GIVEN DATA:
↓

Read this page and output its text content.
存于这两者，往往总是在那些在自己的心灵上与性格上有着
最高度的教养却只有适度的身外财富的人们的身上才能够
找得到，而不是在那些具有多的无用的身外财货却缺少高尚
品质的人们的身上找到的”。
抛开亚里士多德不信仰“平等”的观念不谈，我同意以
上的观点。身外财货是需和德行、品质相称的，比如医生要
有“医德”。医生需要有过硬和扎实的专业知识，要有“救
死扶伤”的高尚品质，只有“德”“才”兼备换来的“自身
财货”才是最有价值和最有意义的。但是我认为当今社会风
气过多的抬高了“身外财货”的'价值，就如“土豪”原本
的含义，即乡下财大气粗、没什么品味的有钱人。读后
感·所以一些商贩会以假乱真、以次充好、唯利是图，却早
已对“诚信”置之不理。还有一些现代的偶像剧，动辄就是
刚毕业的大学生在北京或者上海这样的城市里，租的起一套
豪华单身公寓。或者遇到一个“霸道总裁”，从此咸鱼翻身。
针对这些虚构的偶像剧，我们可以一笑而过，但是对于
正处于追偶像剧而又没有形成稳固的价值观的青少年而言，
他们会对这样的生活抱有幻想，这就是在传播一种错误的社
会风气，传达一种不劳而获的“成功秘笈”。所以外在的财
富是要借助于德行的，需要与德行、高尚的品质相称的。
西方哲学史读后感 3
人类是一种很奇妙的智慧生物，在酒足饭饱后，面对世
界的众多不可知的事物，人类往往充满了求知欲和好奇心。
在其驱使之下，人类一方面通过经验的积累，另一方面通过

↑

SET PROBLEM:
Copy the material above back out, exactly as written.

SOLUTION:
Read this page and output its text content.
存于这两者，往往总是在那些在自己的心灵上与性格上有着
最高度的教养却只有适度的身外财富的人们的身上才能够
找得到，而不是在那些具有多的无用的身外财货却缺少高尚
品质的人们的身上找到的”。
抛开亚里士多德不信仰“平等”的观念不谈，我同意以
上的观点。身外财货是需和德行、品质相称的，比如医生要
有“医德”。医生需要有过硬和扎实的专业知识，要有“救
死扶伤”的高尚品质，只有“德”“才”兼备换来的“自身
财货”才是最有价值和最有意义的。但是我认为当今社会风
气过多的抬高了“身外财货”的'价值，就如“土豪”原本
的含义，即乡下财大气粗、没什么品味的有钱人。读后
感·所以一些商贩会以假乱真、以次充好、唯利是图，却早
已对“诚信”置之不理。还有一些现代的偶像剧，动辄就是
刚毕业的大学生在北京或者上海这样的城市里，租的起一套
豪华单身公寓。或者遇到一个“霸道总裁”，从此咸鱼翻身。
针对这些虚构的偶像剧，我们可以一笑而过，但是对于
正处于追偶像剧而又没有形成稳固的价值观的青少年而言，
他们会对这样的生活抱有幻想，这就是在传播一种错误的社
会风气，传达一种不劳而获的“成功秘笈”。所以外在的财
富是要借助于德行的，需要与德行、高尚的品质相称的。
西方哲学史读后感 3
人类是一种很奇妙的智慧生物，在酒足饭饱后，面对世
界的众多不可知的事物，人类往往充满了求知欲和好奇心。
在其驱使之下，人类一方面通过经验的积累，另一方面通过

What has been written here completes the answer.